**EXERCISE DIRECTIONS:**
Using the listing beneath this task, count the lines with the word "ⲟⲩⲟϩ" and write only the result.

**DATASET RECORDS:**
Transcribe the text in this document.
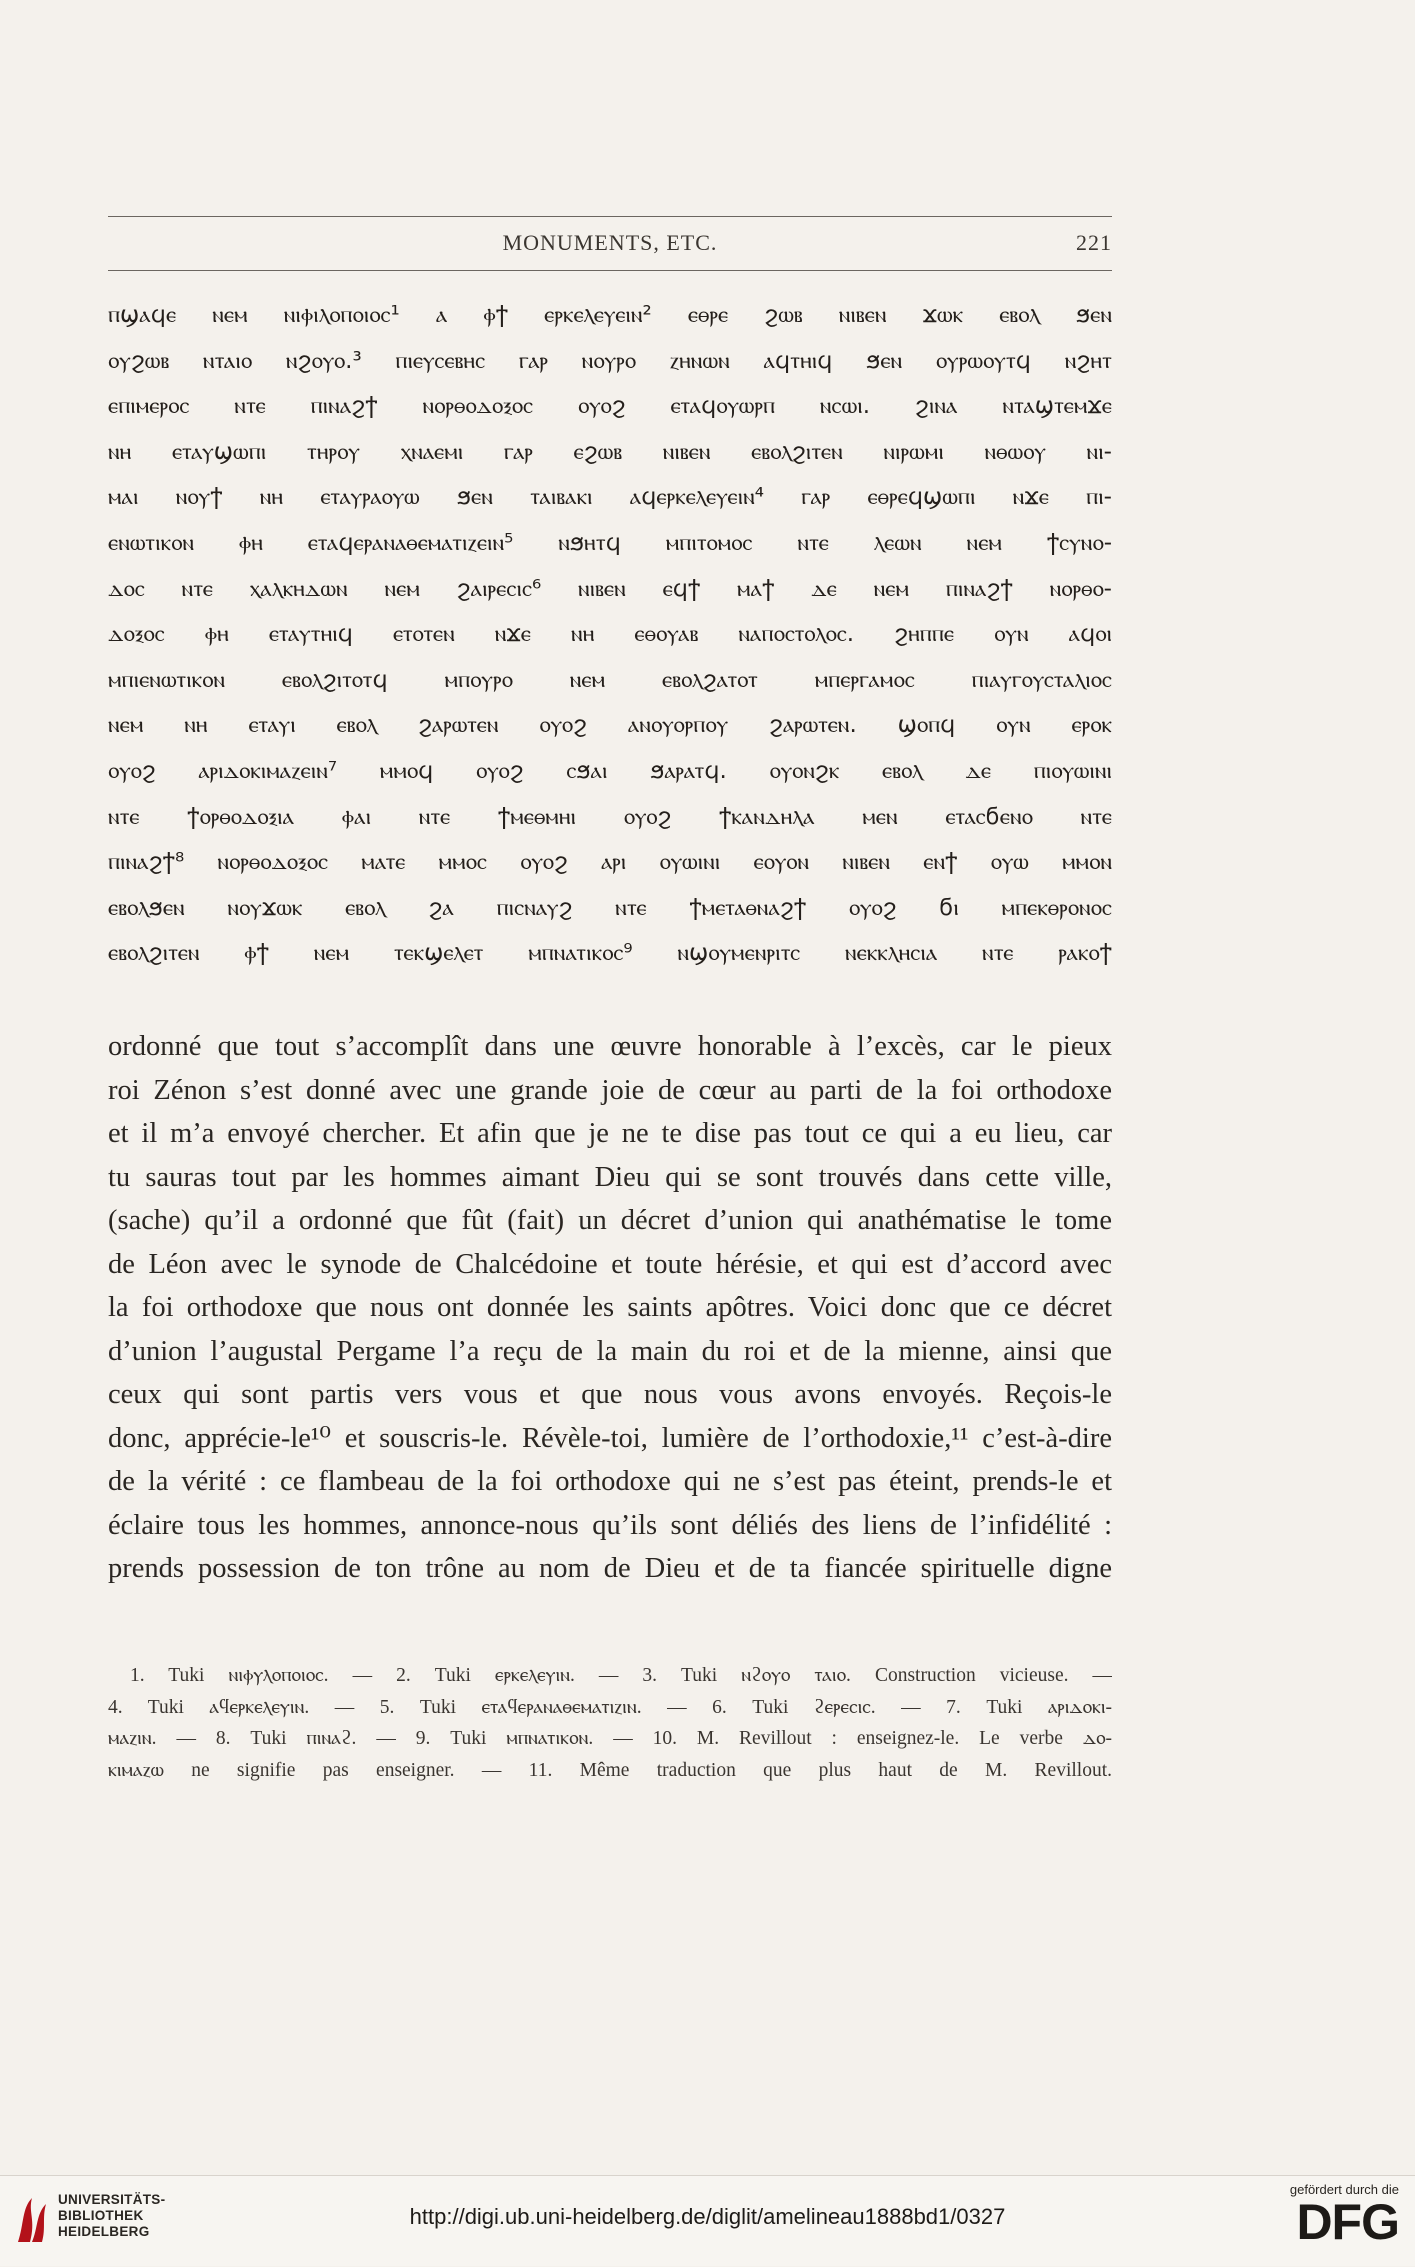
MONUMENTS, ETC.	221
ⲡϣⲁϥⲉ ⲛⲉⲙ ⲛⲓⲫⲓⲗⲟⲡⲟⲓⲟⲥ¹ ⲁ ⲫϯ ⲉⲣⲕⲉⲗⲉⲩⲉⲓⲛ² ⲉⲑⲣⲉ ϩⲱⲃ ⲛⲓⲃⲉⲛ ϫⲱⲕ ⲉⲃⲟⲗ ϧⲉⲛ
ⲟⲩϩⲱⲃ ⲛⲧⲁⲓⲟ ⲛϩⲟⲩⲟ.³ ⲡⲓⲉⲩⲥⲉⲃⲏⲥ ⲅⲁⲣ ⲛⲟⲩⲣⲟ ⲍⲏⲛⲱⲛ ⲁϥⲧⲏⲓϥ ϧⲉⲛ ⲟⲩⲣⲱⲟⲩⲧϥ ⲛϩⲏⲧ
ⲉⲡⲓⲙⲉⲣⲟⲥ ⲛⲧⲉ ⲡⲓⲛⲁϩϯ ⲛⲟⲣⲑⲟⲇⲟⲝⲟⲥ ⲟⲩⲟϩ ⲉⲧⲁϥⲟⲩⲱⲣⲡ ⲛⲥⲱⲓ. ϩⲓⲛⲁ ⲛⲧⲁϣⲧⲉⲙϫⲉ
ⲛⲏ ⲉⲧⲁⲩϣⲱⲡⲓ ⲧⲏⲣⲟⲩ ⲭⲛⲁⲉⲙⲓ ⲅⲁⲣ ⲉϩⲱⲃ ⲛⲓⲃⲉⲛ ⲉⲃⲟⲗϩⲓⲧⲉⲛ ⲛⲓⲣⲱⲙⲓ ⲛⲑⲱⲟⲩ ⲛⲓ-
ⲙⲁⲓ ⲛⲟⲩϯ ⲛⲏ ⲉⲧⲁⲩⲣⲁⲟⲩⲱ ϧⲉⲛ ⲧⲁⲓⲃⲁⲕⲓ ⲁϥⲉⲣⲕⲉⲗⲉⲩⲉⲓⲛ⁴ ⲅⲁⲣ ⲉⲑⲣⲉϥϣⲱⲡⲓ ⲛϫⲉ ⲡⲓ-
ⲉⲛⲱⲧⲓⲕⲟⲛ ⲫⲏ ⲉⲧⲁϥⲉⲣⲁⲛⲁⲑⲉⲙⲁⲧⲓⲍⲉⲓⲛ⁵ ⲛϧⲏⲧϥ ⲙⲡⲓⲧⲟⲙⲟⲥ ⲛⲧⲉ ⲗⲉⲱⲛ ⲛⲉⲙ ϯⲥⲩⲛⲟ-
ⲇⲟⲥ ⲛⲧⲉ ⲭⲁⲗⲕⲏⲇⲱⲛ ⲛⲉⲙ ϩⲁⲓⲣⲉⲥⲓⲥ⁶ ⲛⲓⲃⲉⲛ ⲉϥϯ ⲙⲁϯ ⲇⲉ ⲛⲉⲙ ⲡⲓⲛⲁϩϯ ⲛⲟⲣⲑⲟ-
ⲇⲟⲝⲟⲥ ⲫⲏ ⲉⲧⲁⲩⲧⲏⲓϥ ⲉⲧⲟⲧⲉⲛ ⲛϫⲉ ⲛⲏ ⲉⲑⲟⲩⲁⲃ ⲛⲁⲡⲟⲥⲧⲟⲗⲟⲥ. ϩⲏⲡⲡⲉ ⲟⲩⲛ ⲁϥⲟⲓ
ⲙⲡⲓⲉⲛⲱⲧⲓⲕⲟⲛ ⲉⲃⲟⲗϩⲓⲧⲟⲧϥ ⲙⲡⲟⲩⲣⲟ ⲛⲉⲙ ⲉⲃⲟⲗϩⲁⲧⲟⲧ ⲙⲡⲉⲣⲅⲁⲙⲟⲥ ⲡⲓⲁⲩⲅⲟⲩⲥⲧⲁⲗⲓⲟⲥ
ⲛⲉⲙ ⲛⲏ ⲉⲧⲁⲩⲓ ⲉⲃⲟⲗ ϩⲁⲣⲱⲧⲉⲛ ⲟⲩⲟϩ ⲁⲛⲟⲩⲟⲣⲡⲟⲩ ϩⲁⲣⲱⲧⲉⲛ. ϣⲟⲡϥ ⲟⲩⲛ ⲉⲣⲟⲕ
ⲟⲩⲟϩ ⲁⲣⲓⲇⲟⲕⲓⲙⲁⲍⲉⲓⲛ⁷ ⲙⲙⲟϥ ⲟⲩⲟϩ ⲥϧⲁⲓ ϧⲁⲣⲁⲧϥ. ⲟⲩⲟⲛϩⲕ ⲉⲃⲟⲗ ⲇⲉ ⲡⲓⲟⲩⲱⲓⲛⲓ
ⲛⲧⲉ ϯⲟⲣⲑⲟⲇⲟⲝⲓⲁ ⲫⲁⲓ ⲛⲧⲉ ϯⲙⲉⲑⲙⲏⲓ ⲟⲩⲟϩ ϯⲕⲁⲛⲇⲏⲗⲁ ⲙⲉⲛ ⲉⲧⲁⲥϭⲉⲛⲟ ⲛⲧⲉ
ⲡⲓⲛⲁϩϯ⁸ ⲛⲟⲣⲑⲟⲇⲟⲝⲟⲥ ⲙⲁⲧⲉ ⲙⲙⲟⲥ ⲟⲩⲟϩ ⲁⲣⲓ ⲟⲩⲱⲓⲛⲓ ⲉⲟⲩⲟⲛ ⲛⲓⲃⲉⲛ ⲉⲛϯ ⲟⲩⲱ ⲙⲙⲟⲛ
ⲉⲃⲟⲗϧⲉⲛ ⲛⲟⲩϫⲱⲕ ⲉⲃⲟⲗ ϩⲁ ⲡⲓⲥⲛⲁⲩϩ ⲛⲧⲉ ϯⲙⲉⲧⲁⲑⲛⲁϩϯ ⲟⲩⲟϩ ϭⲓ ⲙⲡⲉⲕⲑⲣⲟⲛⲟⲥ
ⲉⲃⲟⲗϩⲓⲧⲉⲛ ⲫϯ ⲛⲉⲙ ⲧⲉⲕϣⲉⲗⲉⲧ ⲙⲡⲛⲁⲧⲓⲕⲟⲥ⁹ ⲛϣⲟⲩⲙⲉⲛⲣⲓⲧⲥ ⲛⲉⲕⲕⲗⲏⲥⲓⲁ ⲛⲧⲉ ⲣⲁⲕⲟϯ
ordonné que tout s’accomplît dans une œuvre honorable à l’excès, car le pieux
roi Zénon s’est donné avec une grande joie de cœur au parti de la foi orthodoxe
et il m’a envoyé chercher. Et afin que je ne te dise pas tout ce qui a eu lieu, car
tu sauras tout par les hommes aimant Dieu qui se sont trouvés dans cette ville,
(sache) qu’il a ordonné que fût (fait) un décret d’union qui anathématise le tome
de Léon avec le synode de Chalcédoine et toute hérésie, et qui est d’accord avec
la foi orthodoxe que nous ont donnée les saints apôtres. Voici donc que ce décret
d’union l’augustal Pergame l’a reçu de la main du roi et de la mienne, ainsi que
ceux qui sont partis vers vous et que nous vous avons envoyés. Reçois-le
donc, apprécie-le¹⁰ et souscris-le. Révèle-toi, lumière de l’orthodoxie,¹¹ c’est-à-dire
de la vérité : ce flambeau de la foi orthodoxe qui ne s’est pas éteint, prends-le et
éclaire tous les hommes, annonce-nous qu’ils sont déliés des liens de l’infidélité :
prends possession de ton trône au nom de Dieu et de ta fiancée spirituelle digne
1. Tuki ⲛⲓⲫⲩⲗⲟⲡⲟⲓⲟⲥ. — 2. Tuki ⲉⲣⲕⲉⲗⲉⲩⲓⲛ. — 3. Tuki ⲛϩⲟⲩⲟ ⲧⲁⲓⲟ. Construction vicieuse. —
4. Tuki ⲁϥⲉⲣⲕⲉⲗⲉⲩⲓⲛ. — 5. Tuki ⲉⲧⲁϥⲉⲣⲁⲛⲁⲑⲉⲙⲁⲧⲓⲍⲓⲛ. — 6. Tuki ϩⲉⲣⲉⲥⲓⲥ. — 7. Tuki ⲁⲣⲓⲇⲟⲕⲓ-
ⲙⲁⲍⲓⲛ. — 8. Tuki ⲡⲓⲛⲁϩ. — 9. Tuki ⲙⲡⲛⲁⲧⲓⲕⲟⲛ. — 10. M. Revillout : enseignez-le. Le verbe ⲇⲟ-
ⲕⲓⲙⲁⲍⲱ ne signifie pas enseigner. — 11. Même traduction que plus haut de M. Revillout.
UNIVERSITÄTS-
BIBLIOTHEK
HEIDELBERG
http://digi.ub.uni-heidelberg.de/diglit/amelineau1888bd1/0327
gefördert durch die
DFG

**FINISHED ANSWER:**
6